Data extract:
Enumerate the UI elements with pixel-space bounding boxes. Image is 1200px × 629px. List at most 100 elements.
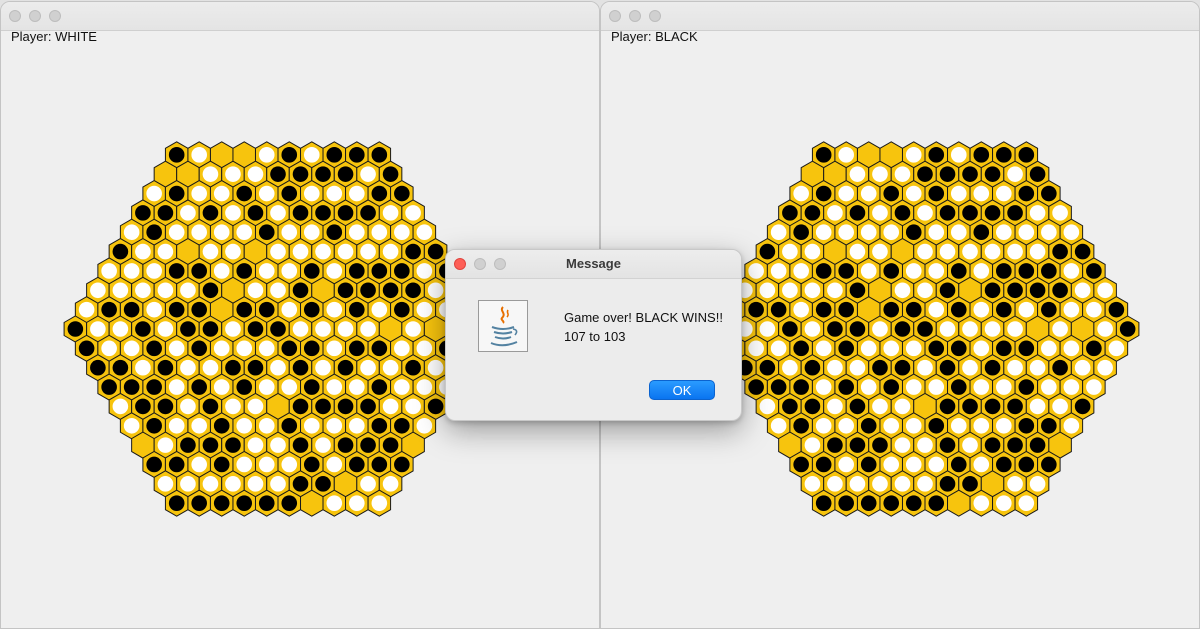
window-titlebar[interactable] (1, 2, 599, 31)
black-piece (168, 495, 185, 511)
black-piece (928, 147, 945, 163)
white-piece (782, 359, 798, 376)
black-piece (337, 359, 354, 376)
black-piece (962, 205, 978, 221)
white-piece (782, 243, 798, 260)
white-piece (213, 340, 230, 357)
white-piece (315, 437, 331, 453)
white-piece (157, 321, 174, 337)
black-piece (1074, 398, 1091, 415)
black-piece (1041, 185, 1057, 202)
black-piece (1052, 243, 1068, 260)
black-piece (180, 321, 196, 337)
black-piece (292, 476, 309, 492)
minimize-window-button[interactable] (29, 10, 41, 22)
black-piece (337, 398, 354, 415)
white-piece (996, 495, 1012, 511)
black-piece (157, 359, 174, 376)
black-piece (883, 301, 900, 318)
white-piece (202, 166, 219, 182)
white-piece (168, 417, 185, 434)
window-titlebar[interactable] (601, 2, 1199, 31)
black-piece (405, 359, 421, 376)
black-piece (1018, 456, 1035, 473)
black-piece (371, 417, 388, 434)
black-piece (838, 495, 854, 511)
black-piece (1074, 243, 1091, 260)
white-piece (225, 321, 241, 337)
close-window-button[interactable] (609, 10, 621, 22)
white-piece (849, 476, 866, 492)
zoom-window-button[interactable] (649, 10, 661, 22)
black-piece (337, 437, 354, 453)
dialog-titlebar[interactable]: Message (446, 250, 741, 279)
black-piece (1108, 301, 1125, 318)
black-piece (782, 205, 798, 221)
black-piece (292, 437, 309, 453)
black-piece (962, 398, 978, 415)
black-piece (303, 340, 320, 357)
white-piece (112, 321, 129, 337)
white-piece (236, 224, 253, 241)
white-piece (1074, 359, 1091, 376)
white-piece (950, 417, 967, 434)
black-piece (281, 495, 298, 511)
white-piece (191, 456, 207, 473)
black-piece (827, 437, 843, 453)
black-piece (360, 437, 376, 453)
black-piece (371, 456, 388, 473)
black-piece (101, 301, 117, 318)
close-window-button[interactable] (9, 10, 21, 22)
black-piece (782, 321, 798, 337)
white-piece (905, 456, 922, 473)
white-piece (1029, 476, 1046, 492)
white-piece (303, 147, 320, 163)
white-piece (917, 282, 933, 299)
white-piece (213, 185, 230, 202)
white-piece (1097, 321, 1113, 337)
minimize-window-button[interactable] (629, 10, 641, 22)
white-piece (258, 379, 275, 395)
black-piece (838, 340, 854, 357)
white-piece (827, 476, 843, 492)
white-piece (394, 340, 410, 357)
black-piece (303, 301, 320, 318)
black-piece (939, 205, 956, 221)
white-piece (258, 417, 275, 434)
black-piece (349, 263, 365, 279)
white-piece (793, 185, 809, 202)
black-piece (168, 456, 185, 473)
black-piece (281, 417, 298, 434)
black-piece (315, 398, 331, 415)
white-piece (78, 301, 95, 318)
zoom-window-button[interactable] (49, 10, 61, 22)
black-piece (1029, 437, 1046, 453)
ok-button[interactable]: OK (649, 380, 715, 400)
white-piece (939, 243, 956, 260)
black-piece (191, 495, 207, 511)
black-piece (1086, 340, 1102, 357)
white-piece (191, 224, 207, 241)
black-piece (371, 263, 388, 279)
white-piece (349, 224, 365, 241)
black-piece (405, 243, 421, 260)
black-piece (849, 321, 866, 337)
black-piece (1052, 359, 1068, 376)
black-piece (371, 340, 388, 357)
white-piece (349, 417, 365, 434)
black-piece (247, 359, 264, 376)
white-piece (759, 398, 776, 415)
white-piece (416, 340, 433, 357)
black-piece (894, 205, 911, 221)
black-piece (759, 243, 776, 260)
white-piece (326, 185, 343, 202)
black-piece (202, 398, 219, 415)
white-piece (225, 476, 241, 492)
white-piece (371, 301, 388, 318)
black-piece (928, 417, 945, 434)
white-piece (1063, 417, 1080, 434)
white-piece (973, 495, 990, 511)
white-piece (225, 398, 241, 415)
black-piece (1018, 340, 1035, 357)
black-piece (394, 263, 410, 279)
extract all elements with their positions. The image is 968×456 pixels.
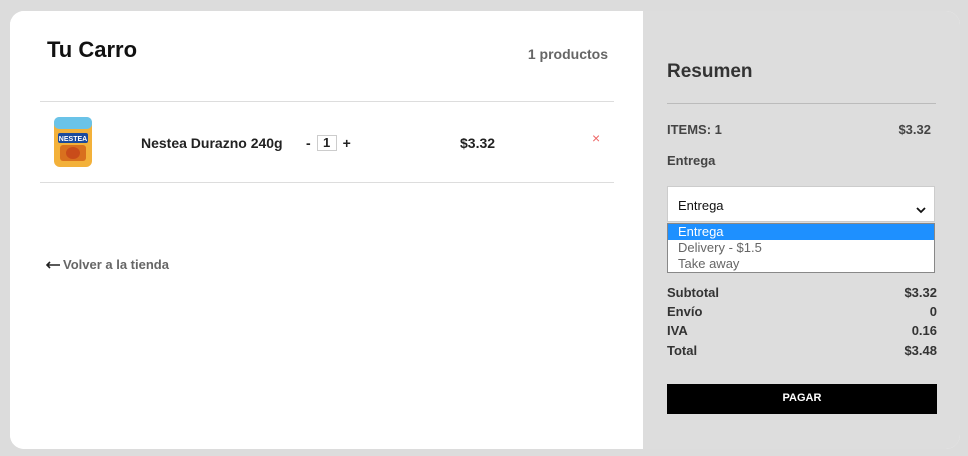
- cart-count: 1 productos: [527, 46, 608, 62]
- items-count-label: ITEMS: 1: [667, 122, 722, 137]
- total-row: Total $3.48: [667, 343, 937, 358]
- chevron-down-icon: [916, 201, 926, 219]
- svg-text:NESTEA: NESTEA: [59, 136, 87, 143]
- delivery-option[interactable]: Entrega: [668, 224, 934, 240]
- delivery-select[interactable]: Entrega: [667, 186, 935, 222]
- divider: [667, 103, 936, 104]
- summary-title: Resumen: [667, 61, 753, 82]
- divider: [40, 182, 614, 183]
- delivery-dropdown-list: Entrega Delivery - $1.5 Take away: [667, 223, 935, 273]
- increase-quantity-button[interactable]: +: [343, 135, 351, 151]
- subtotal-row: Subtotal $3.32: [667, 285, 937, 300]
- cart-panel: Tu Carro 1 productos NESTEA Nestea Duraz…: [10, 11, 643, 449]
- total-label: Total: [667, 343, 698, 358]
- product-price: $3.32: [460, 135, 496, 151]
- remove-item-icon[interactable]: ×: [592, 130, 600, 146]
- quantity-value[interactable]: 1: [316, 135, 337, 151]
- delivery-option[interactable]: Delivery - $1.5: [668, 240, 934, 256]
- quantity-stepper: - 1 +: [306, 135, 351, 151]
- delivery-label: Entrega: [667, 153, 716, 168]
- items-total-value: $3.32: [898, 122, 931, 137]
- total-value: $3.48: [904, 343, 937, 358]
- tax-row: IVA 0.16: [667, 323, 937, 338]
- product-name: Nestea Durazno 240g: [141, 135, 283, 151]
- pay-button[interactable]: PAGAR: [667, 384, 937, 414]
- summary-panel: Resumen ITEMS: 1 $3.32 Entrega Entrega E…: [643, 11, 960, 449]
- delivery-option[interactable]: Take away: [668, 256, 934, 272]
- subtotal-label: Subtotal: [667, 285, 719, 300]
- back-to-store-link[interactable]: Volver a la tienda: [46, 257, 169, 272]
- tax-value: 0.16: [911, 323, 937, 338]
- cart-card: Tu Carro 1 productos NESTEA Nestea Duraz…: [10, 11, 960, 449]
- back-label: Volver a la tienda: [63, 257, 169, 272]
- shipping-value: 0: [929, 304, 937, 319]
- divider: [40, 101, 614, 102]
- decrease-quantity-button[interactable]: -: [306, 135, 311, 151]
- delivery-selected-value: Entrega: [678, 198, 724, 213]
- shipping-row: Envío 0: [667, 304, 937, 319]
- product-image: NESTEA: [52, 115, 94, 169]
- cart-title: Tu Carro: [47, 37, 138, 62]
- shipping-label: Envío: [667, 304, 703, 319]
- tax-label: IVA: [667, 323, 688, 338]
- subtotal-value: $3.32: [904, 285, 937, 300]
- arrow-left-icon: [46, 260, 60, 269]
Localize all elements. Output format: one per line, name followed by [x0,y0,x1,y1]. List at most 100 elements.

Do this: From the records above, extract each line in which the string "cart" appears.

Correct output:
- cart-count: 1 productos: [527, 46, 608, 62]
- cart-panel: Tu Carro 1 productos NESTEA Nestea Duraz…: [10, 11, 643, 449]
- cart-card: Tu Carro 1 productos NESTEA Nestea Duraz…: [10, 11, 960, 449]
- cart-title: Tu Carro: [47, 37, 138, 62]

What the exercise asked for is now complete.